### What is being asked
Repeat the records below exactly as they appear.

### Given entries
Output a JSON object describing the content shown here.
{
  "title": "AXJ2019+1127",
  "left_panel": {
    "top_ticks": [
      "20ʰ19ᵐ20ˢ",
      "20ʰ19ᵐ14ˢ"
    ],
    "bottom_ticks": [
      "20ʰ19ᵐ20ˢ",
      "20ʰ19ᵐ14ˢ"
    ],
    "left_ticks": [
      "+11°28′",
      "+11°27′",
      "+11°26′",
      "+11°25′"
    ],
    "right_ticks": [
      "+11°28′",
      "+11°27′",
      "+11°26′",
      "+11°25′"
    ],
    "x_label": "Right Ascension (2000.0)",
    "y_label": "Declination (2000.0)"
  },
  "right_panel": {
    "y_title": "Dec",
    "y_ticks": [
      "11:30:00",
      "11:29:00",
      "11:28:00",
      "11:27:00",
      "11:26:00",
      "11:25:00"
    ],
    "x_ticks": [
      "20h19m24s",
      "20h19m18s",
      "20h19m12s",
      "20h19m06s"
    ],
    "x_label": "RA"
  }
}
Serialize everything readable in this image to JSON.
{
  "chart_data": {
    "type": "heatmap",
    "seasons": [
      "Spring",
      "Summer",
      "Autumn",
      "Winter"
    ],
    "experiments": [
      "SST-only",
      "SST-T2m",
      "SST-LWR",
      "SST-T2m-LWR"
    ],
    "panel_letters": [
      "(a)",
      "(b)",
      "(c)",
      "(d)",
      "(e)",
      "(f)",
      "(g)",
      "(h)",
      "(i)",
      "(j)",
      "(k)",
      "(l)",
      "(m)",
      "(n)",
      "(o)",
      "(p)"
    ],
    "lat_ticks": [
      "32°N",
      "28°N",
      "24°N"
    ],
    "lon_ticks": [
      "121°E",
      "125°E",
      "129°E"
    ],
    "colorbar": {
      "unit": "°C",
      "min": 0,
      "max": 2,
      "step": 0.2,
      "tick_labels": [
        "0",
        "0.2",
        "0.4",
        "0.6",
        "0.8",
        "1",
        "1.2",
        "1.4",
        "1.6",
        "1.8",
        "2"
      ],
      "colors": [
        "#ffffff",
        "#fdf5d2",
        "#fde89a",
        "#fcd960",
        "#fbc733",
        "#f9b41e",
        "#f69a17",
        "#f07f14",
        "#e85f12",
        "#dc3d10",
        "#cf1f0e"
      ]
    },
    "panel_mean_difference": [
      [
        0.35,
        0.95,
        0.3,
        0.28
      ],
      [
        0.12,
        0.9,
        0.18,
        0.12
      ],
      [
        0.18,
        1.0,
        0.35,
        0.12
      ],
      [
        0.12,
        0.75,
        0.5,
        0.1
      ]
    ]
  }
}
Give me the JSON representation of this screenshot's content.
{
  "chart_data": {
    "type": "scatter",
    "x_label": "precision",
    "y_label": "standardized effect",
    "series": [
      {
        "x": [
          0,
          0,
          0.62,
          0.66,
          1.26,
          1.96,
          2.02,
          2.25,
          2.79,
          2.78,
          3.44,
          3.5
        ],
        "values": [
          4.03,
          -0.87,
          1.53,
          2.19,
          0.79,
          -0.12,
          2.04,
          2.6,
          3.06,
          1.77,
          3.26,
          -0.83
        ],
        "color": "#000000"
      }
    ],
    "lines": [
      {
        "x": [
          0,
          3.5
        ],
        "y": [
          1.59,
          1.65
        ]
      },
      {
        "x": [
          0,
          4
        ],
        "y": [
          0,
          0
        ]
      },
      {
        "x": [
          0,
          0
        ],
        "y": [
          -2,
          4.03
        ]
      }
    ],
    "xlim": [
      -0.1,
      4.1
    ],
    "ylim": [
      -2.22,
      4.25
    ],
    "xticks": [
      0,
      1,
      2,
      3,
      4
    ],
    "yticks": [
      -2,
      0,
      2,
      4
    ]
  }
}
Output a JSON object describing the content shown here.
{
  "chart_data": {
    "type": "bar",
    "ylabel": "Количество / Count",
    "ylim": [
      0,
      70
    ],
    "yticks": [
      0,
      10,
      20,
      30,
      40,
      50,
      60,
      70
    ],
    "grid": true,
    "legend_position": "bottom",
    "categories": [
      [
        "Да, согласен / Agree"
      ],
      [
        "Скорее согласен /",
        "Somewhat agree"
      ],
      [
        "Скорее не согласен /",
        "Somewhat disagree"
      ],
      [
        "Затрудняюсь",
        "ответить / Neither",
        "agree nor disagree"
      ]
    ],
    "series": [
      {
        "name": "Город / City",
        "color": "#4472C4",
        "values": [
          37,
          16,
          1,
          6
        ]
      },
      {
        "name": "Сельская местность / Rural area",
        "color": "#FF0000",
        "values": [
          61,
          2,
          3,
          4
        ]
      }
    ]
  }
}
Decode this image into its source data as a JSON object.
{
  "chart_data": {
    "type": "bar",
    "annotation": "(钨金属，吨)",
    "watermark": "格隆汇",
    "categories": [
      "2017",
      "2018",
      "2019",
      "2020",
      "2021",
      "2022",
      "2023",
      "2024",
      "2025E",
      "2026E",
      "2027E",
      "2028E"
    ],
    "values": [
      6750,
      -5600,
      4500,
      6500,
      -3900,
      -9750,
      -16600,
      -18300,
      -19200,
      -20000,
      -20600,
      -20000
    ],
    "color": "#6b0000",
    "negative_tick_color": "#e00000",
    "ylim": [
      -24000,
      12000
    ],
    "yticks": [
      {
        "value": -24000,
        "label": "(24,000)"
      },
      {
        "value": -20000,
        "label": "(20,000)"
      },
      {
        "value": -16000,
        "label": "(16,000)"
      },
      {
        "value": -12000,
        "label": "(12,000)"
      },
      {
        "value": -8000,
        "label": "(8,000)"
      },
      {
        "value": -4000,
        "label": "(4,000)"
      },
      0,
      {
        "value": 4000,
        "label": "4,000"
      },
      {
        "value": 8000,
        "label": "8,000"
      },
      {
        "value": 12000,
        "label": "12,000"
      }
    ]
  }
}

### Response to the exercise
Output a JSON object describing the content shown here.
{
  "title": "AXJ2019+1127",
  "left_panel": {
    "top_ticks": [
      "20ʰ19ᵐ20ˢ",
      "20ʰ19ᵐ14ˢ"
    ],
    "bottom_ticks": [
      "20ʰ19ᵐ20ˢ",
      "20ʰ19ᵐ14ˢ"
    ],
    "left_ticks": [
      "+11°28′",
      "+11°27′",
      "+11°26′",
      "+11°25′"
    ],
    "right_ticks": [
      "+11°28′",
      "+11°27′",
      "+11°26′",
      "+11°25′"
    ],
    "x_label": "Right Ascension (2000.0)",
    "y_label": "Declination (2000.0)"
  },
  "right_panel": {
    "y_title": "Dec",
    "y_ticks": [
      "11:30:00",
      "11:29:00",
      "11:28:00",
      "11:27:00",
      "11:26:00",
      "11:25:00"
    ],
    "x_ticks": [
      "20h19m24s",
      "20h19m18s",
      "20h19m12s",
      "20h19m06s"
    ],
    "x_label": "RA"
  }
}
Serialize everything readable in this image to JSON.
{
  "chart_data": {
    "type": "heatmap",
    "seasons": [
      "Spring",
      "Summer",
      "Autumn",
      "Winter"
    ],
    "experiments": [
      "SST-only",
      "SST-T2m",
      "SST-LWR",
      "SST-T2m-LWR"
    ],
    "panel_letters": [
      "(a)",
      "(b)",
      "(c)",
      "(d)",
      "(e)",
      "(f)",
      "(g)",
      "(h)",
      "(i)",
      "(j)",
      "(k)",
      "(l)",
      "(m)",
      "(n)",
      "(o)",
      "(p)"
    ],
    "lat_ticks": [
      "32°N",
      "28°N",
      "24°N"
    ],
    "lon_ticks": [
      "121°E",
      "125°E",
      "129°E"
    ],
    "colorbar": {
      "unit": "°C",
      "min": 0,
      "max": 2,
      "step": 0.2,
      "tick_labels": [
        "0",
        "0.2",
        "0.4",
        "0.6",
        "0.8",
        "1",
        "1.2",
        "1.4",
        "1.6",
        "1.8",
        "2"
      ],
      "colors": [
        "#ffffff",
        "#fdf5d2",
        "#fde89a",
        "#fcd960",
        "#fbc733",
        "#f9b41e",
        "#f69a17",
        "#f07f14",
        "#e85f12",
        "#dc3d10",
        "#cf1f0e"
      ]
    },
    "panel_mean_difference": [
      [
        0.35,
        0.95,
        0.3,
        0.28
      ],
      [
        0.12,
        0.9,
        0.18,
        0.12
      ],
      [
        0.18,
        1.0,
        0.35,
        0.12
      ],
      [
        0.12,
        0.75,
        0.5,
        0.1
      ]
    ]
  }
}
Give me the JSON representation of this screenshot's content.
{
  "chart_data": {
    "type": "scatter",
    "x_label": "precision",
    "y_label": "standardized effect",
    "series": [
      {
        "x": [
          0,
          0,
          0.62,
          0.66,
          1.26,
          1.96,
          2.02,
          2.25,
          2.79,
          2.78,
          3.44,
          3.5
        ],
        "values": [
          4.03,
          -0.87,
          1.53,
          2.19,
          0.79,
          -0.12,
          2.04,
          2.6,
          3.06,
          1.77,
          3.26,
          -0.83
        ],
        "color": "#000000"
      }
    ],
    "lines": [
      {
        "x": [
          0,
          3.5
        ],
        "y": [
          1.59,
          1.65
        ]
      },
      {
        "x": [
          0,
          4
        ],
        "y": [
          0,
          0
        ]
      },
      {
        "x": [
          0,
          0
        ],
        "y": [
          -2,
          4.03
        ]
      }
    ],
    "xlim": [
      -0.1,
      4.1
    ],
    "ylim": [
      -2.22,
      4.25
    ],
    "xticks": [
      0,
      1,
      2,
      3,
      4
    ],
    "yticks": [
      -2,
      0,
      2,
      4
    ]
  }
}
Output a JSON object describing the content shown here.
{
  "chart_data": {
    "type": "bar",
    "ylabel": "Количество / Count",
    "ylim": [
      0,
      70
    ],
    "yticks": [
      0,
      10,
      20,
      30,
      40,
      50,
      60,
      70
    ],
    "grid": true,
    "legend_position": "bottom",
    "categories": [
      [
        "Да, согласен / Agree"
      ],
      [
        "Скорее согласен /",
        "Somewhat agree"
      ],
      [
        "Скорее не согласен /",
        "Somewhat disagree"
      ],
      [
        "Затрудняюсь",
        "ответить / Neither",
        "agree nor disagree"
      ]
    ],
    "series": [
      {
        "name": "Город / City",
        "color": "#4472C4",
        "values": [
          37,
          16,
          1,
          6
        ]
      },
      {
        "name": "Сельская местность / Rural area",
        "color": "#FF0000",
        "values": [
          61,
          2,
          3,
          4
        ]
      }
    ]
  }
}
Decode this image into its source data as a JSON object.
{
  "chart_data": {
    "type": "bar",
    "annotation": "(钨金属，吨)",
    "watermark": "格隆汇",
    "categories": [
      "2017",
      "2018",
      "2019",
      "2020",
      "2021",
      "2022",
      "2023",
      "2024",
      "2025E",
      "2026E",
      "2027E",
      "2028E"
    ],
    "values": [
      6750,
      -5600,
      4500,
      6500,
      -3900,
      -9750,
      -16600,
      -18300,
      -19200,
      -20000,
      -20600,
      -20000
    ],
    "color": "#6b0000",
    "negative_tick_color": "#e00000",
    "ylim": [
      -24000,
      12000
    ],
    "yticks": [
      {
        "value": -24000,
        "label": "(24,000)"
      },
      {
        "value": -20000,
        "label": "(20,000)"
      },
      {
        "value": -16000,
        "label": "(16,000)"
      },
      {
        "value": -12000,
        "label": "(12,000)"
      },
      {
        "value": -8000,
        "label": "(8,000)"
      },
      {
        "value": -4000,
        "label": "(4,000)"
      },
      0,
      {
        "value": 4000,
        "label": "4,000"
      },
      {
        "value": 8000,
        "label": "8,000"
      },
      {
        "value": 12000,
        "label": "12,000"
      }
    ]
  }
}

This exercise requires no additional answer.